→ TASK: Copy every line of the records below that holds the word "super".

** start of PROVIDED MATERIAL **

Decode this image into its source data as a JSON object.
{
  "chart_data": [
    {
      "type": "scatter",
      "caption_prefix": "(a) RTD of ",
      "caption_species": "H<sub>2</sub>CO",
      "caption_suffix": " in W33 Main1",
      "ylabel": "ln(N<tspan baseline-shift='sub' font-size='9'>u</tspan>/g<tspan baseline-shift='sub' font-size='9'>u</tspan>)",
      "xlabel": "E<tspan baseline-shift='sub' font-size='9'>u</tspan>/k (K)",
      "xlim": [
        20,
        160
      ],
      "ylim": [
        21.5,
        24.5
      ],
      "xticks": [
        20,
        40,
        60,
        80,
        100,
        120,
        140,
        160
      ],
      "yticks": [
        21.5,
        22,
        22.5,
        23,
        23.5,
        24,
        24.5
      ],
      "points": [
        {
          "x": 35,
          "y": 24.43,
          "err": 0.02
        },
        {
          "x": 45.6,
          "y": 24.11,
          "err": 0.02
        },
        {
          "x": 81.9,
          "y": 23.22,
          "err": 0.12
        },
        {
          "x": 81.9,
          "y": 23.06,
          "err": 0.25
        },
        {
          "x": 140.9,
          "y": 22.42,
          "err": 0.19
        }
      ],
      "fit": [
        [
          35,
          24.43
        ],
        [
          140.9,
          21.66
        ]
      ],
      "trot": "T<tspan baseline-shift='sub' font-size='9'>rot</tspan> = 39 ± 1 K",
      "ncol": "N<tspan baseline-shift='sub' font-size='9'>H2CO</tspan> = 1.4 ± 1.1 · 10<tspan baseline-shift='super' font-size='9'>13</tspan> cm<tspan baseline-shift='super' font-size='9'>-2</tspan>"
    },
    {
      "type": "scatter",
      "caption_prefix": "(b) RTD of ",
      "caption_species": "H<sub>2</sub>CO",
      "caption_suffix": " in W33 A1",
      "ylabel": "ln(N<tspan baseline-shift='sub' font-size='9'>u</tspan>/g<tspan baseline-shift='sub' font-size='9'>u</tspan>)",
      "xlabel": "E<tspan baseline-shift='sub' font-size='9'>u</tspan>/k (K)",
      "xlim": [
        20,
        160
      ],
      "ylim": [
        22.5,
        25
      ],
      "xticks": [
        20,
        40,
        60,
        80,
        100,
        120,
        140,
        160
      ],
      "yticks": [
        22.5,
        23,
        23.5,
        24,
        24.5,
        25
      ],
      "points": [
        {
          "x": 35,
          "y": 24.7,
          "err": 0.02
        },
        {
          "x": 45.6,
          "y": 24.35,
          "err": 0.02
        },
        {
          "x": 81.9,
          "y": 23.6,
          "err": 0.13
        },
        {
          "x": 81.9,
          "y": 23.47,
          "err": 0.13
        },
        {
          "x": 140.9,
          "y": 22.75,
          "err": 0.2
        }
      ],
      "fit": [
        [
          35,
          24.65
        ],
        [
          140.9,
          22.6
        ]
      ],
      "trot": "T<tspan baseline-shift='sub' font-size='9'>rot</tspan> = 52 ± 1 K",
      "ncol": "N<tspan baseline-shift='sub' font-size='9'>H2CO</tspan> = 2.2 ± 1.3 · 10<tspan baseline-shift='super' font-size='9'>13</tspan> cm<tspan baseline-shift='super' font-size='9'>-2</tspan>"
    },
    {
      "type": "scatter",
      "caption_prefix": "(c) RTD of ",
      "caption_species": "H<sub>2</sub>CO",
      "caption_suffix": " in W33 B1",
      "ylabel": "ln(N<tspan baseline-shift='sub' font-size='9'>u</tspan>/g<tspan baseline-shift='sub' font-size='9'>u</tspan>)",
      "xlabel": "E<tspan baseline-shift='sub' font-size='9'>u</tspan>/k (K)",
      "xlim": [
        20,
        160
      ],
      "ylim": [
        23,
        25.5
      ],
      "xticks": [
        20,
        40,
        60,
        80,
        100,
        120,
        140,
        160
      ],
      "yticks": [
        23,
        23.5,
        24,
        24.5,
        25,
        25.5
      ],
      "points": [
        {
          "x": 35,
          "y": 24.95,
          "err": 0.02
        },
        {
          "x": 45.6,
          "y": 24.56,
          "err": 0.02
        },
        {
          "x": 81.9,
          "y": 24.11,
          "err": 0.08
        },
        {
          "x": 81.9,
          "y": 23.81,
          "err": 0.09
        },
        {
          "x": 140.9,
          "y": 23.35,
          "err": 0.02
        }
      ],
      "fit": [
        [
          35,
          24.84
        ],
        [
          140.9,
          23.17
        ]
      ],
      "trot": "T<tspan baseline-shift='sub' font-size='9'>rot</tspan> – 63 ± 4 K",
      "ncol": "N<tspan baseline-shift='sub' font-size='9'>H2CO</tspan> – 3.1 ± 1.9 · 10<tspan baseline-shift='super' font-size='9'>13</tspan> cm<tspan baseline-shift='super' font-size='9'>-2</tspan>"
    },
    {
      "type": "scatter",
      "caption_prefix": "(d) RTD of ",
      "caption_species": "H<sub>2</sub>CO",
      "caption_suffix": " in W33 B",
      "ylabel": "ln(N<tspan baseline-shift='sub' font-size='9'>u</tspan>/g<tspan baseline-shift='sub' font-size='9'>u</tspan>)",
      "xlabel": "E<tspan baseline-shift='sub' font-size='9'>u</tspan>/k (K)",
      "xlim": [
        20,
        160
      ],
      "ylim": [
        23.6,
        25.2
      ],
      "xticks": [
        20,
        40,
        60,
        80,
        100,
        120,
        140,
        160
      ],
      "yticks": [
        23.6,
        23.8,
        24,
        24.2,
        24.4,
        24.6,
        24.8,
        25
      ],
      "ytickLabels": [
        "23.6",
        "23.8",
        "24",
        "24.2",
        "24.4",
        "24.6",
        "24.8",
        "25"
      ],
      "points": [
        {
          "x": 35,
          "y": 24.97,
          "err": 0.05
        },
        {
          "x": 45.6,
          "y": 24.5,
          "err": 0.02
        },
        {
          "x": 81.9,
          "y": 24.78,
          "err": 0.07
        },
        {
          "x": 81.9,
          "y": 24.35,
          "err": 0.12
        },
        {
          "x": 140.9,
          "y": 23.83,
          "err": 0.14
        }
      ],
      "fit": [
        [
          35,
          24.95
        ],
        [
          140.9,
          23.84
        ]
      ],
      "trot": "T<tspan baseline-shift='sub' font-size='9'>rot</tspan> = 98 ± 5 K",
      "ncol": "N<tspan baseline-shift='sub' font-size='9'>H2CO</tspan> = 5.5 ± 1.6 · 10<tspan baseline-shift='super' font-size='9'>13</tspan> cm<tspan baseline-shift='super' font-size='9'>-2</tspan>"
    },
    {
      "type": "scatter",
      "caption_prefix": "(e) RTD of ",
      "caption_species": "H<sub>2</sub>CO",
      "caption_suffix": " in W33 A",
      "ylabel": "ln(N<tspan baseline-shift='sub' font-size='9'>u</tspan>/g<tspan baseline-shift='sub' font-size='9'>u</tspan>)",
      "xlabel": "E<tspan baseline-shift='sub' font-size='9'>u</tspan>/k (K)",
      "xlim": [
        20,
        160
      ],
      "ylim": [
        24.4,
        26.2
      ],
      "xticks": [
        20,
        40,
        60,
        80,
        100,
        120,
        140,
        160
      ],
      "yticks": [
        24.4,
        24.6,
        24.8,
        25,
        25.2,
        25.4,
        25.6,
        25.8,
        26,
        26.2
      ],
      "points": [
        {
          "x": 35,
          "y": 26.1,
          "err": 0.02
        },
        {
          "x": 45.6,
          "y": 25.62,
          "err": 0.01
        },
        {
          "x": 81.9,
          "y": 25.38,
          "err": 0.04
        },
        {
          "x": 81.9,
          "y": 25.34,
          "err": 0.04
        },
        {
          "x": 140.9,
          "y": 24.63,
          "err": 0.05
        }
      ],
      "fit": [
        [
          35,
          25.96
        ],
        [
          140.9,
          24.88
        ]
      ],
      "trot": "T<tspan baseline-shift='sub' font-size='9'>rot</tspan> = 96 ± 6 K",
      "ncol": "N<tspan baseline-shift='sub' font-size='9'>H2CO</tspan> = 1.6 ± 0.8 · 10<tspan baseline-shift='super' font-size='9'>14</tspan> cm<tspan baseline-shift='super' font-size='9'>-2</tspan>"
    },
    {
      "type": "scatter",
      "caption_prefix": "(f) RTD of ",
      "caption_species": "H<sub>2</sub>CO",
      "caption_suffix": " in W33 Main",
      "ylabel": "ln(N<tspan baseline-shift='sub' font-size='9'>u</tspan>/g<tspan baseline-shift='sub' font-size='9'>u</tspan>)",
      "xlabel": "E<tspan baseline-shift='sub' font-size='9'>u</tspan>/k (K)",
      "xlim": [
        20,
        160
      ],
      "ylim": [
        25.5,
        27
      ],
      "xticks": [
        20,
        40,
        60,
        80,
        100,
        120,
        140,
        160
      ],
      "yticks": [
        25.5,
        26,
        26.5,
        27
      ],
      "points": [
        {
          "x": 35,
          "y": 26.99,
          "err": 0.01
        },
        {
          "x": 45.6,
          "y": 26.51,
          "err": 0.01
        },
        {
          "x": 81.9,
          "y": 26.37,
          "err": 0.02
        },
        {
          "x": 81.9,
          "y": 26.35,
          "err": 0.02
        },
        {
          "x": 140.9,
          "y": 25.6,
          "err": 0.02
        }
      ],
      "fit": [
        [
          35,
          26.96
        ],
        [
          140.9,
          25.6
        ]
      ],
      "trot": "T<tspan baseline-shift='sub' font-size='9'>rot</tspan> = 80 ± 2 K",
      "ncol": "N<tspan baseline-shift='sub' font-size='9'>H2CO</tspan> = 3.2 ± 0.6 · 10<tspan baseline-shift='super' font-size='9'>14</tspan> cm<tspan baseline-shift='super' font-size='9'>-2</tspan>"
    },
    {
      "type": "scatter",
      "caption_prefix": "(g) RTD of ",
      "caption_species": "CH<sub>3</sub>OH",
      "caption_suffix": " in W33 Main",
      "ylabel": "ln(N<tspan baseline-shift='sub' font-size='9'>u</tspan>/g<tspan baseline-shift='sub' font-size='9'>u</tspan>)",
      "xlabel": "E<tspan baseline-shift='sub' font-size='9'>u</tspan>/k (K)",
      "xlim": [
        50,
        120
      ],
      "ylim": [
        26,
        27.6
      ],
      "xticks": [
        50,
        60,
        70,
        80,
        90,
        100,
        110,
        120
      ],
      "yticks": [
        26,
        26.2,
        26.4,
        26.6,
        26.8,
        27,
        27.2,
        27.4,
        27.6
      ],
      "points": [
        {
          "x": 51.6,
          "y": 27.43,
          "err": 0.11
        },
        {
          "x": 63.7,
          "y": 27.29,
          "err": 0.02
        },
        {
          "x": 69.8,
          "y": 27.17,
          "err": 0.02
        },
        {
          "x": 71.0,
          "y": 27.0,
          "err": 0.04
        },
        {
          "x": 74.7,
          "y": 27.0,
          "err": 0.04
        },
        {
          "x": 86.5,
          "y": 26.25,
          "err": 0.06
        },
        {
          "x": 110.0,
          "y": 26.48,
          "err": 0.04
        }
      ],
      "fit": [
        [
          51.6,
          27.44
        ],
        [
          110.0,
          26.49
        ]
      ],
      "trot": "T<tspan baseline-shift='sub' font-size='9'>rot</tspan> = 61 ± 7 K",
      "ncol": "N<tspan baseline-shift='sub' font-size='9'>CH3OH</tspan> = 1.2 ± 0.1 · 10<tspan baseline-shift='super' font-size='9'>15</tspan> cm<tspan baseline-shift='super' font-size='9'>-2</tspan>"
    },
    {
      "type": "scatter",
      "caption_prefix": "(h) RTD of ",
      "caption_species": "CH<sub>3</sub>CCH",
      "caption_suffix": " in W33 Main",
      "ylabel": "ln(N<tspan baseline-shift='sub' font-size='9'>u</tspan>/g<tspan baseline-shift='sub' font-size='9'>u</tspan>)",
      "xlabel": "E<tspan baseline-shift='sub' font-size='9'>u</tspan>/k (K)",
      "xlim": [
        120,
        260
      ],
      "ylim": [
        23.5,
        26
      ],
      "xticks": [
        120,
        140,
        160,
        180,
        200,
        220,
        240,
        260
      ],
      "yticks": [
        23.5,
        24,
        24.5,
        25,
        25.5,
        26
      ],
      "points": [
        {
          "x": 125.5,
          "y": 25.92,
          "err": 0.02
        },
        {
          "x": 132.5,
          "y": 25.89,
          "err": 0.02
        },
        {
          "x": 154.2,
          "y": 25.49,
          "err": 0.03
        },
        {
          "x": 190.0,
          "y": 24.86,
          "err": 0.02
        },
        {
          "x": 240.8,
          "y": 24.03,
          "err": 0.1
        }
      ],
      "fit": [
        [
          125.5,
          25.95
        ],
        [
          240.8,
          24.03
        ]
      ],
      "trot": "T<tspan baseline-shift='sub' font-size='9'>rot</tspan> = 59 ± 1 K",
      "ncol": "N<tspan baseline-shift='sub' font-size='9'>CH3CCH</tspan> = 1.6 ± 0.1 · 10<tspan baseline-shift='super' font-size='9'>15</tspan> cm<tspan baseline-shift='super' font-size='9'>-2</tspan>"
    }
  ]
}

** end of PROVIDED MATERIAL **

→ OUTPUT FOR THIS EXERCISE:
      "ncol": "N<tspan baseline-shift='sub' font-size='9'>H2CO</tspan> = 1.4 ± 1.1 · 10<tspan baseline-shift='super' font-size='9'>13</tspan> cm<tspan baseline-shift='super' font-size='9'>-2</tspan>"
      "ncol": "N<tspan baseline-shift='sub' font-size='9'>H2CO</tspan> = 2.2 ± 1.3 · 10<tspan baseline-shift='super' font-size='9'>13</tspan> cm<tspan baseline-shift='super' font-size='9'>-2</tspan>"
      "ncol": "N<tspan baseline-shift='sub' font-size='9'>H2CO</tspan> – 3.1 ± 1.9 · 10<tspan baseline-shift='super' font-size='9'>13</tspan> cm<tspan baseline-shift='super' font-size='9'>-2</tspan>"
      "ncol": "N<tspan baseline-shift='sub' font-size='9'>H2CO</tspan> = 5.5 ± 1.6 · 10<tspan baseline-shift='super' font-size='9'>13</tspan> cm<tspan baseline-shift='super' font-size='9'>-2</tspan>"
      "ncol": "N<tspan baseline-shift='sub' font-size='9'>H2CO</tspan> = 1.6 ± 0.8 · 10<tspan baseline-shift='super' font-size='9'>14</tspan> cm<tspan baseline-shift='super' font-size='9'>-2</tspan>"
      "ncol": "N<tspan baseline-shift='sub' font-size='9'>H2CO</tspan> = 3.2 ± 0.6 · 10<tspan baseline-shift='super' font-size='9'>14</tspan> cm<tspan baseline-shift='super' font-size='9'>-2</tspan>"
      "ncol": "N<tspan baseline-shift='sub' font-size='9'>CH3OH</tspan> = 1.2 ± 0.1 · 10<tspan baseline-shift='super' font-size='9'>15</tspan> cm<tspan baseline-shift='super' font-size='9'>-2</tspan>"
      "ncol": "N<tspan baseline-shift='sub' font-size='9'>CH3CCH</tspan> = 1.6 ± 0.1 · 10<tspan baseline-shift='super' font-size='9'>15</tspan> cm<tspan baseline-shift='super' font-size='9'>-2</tspan>"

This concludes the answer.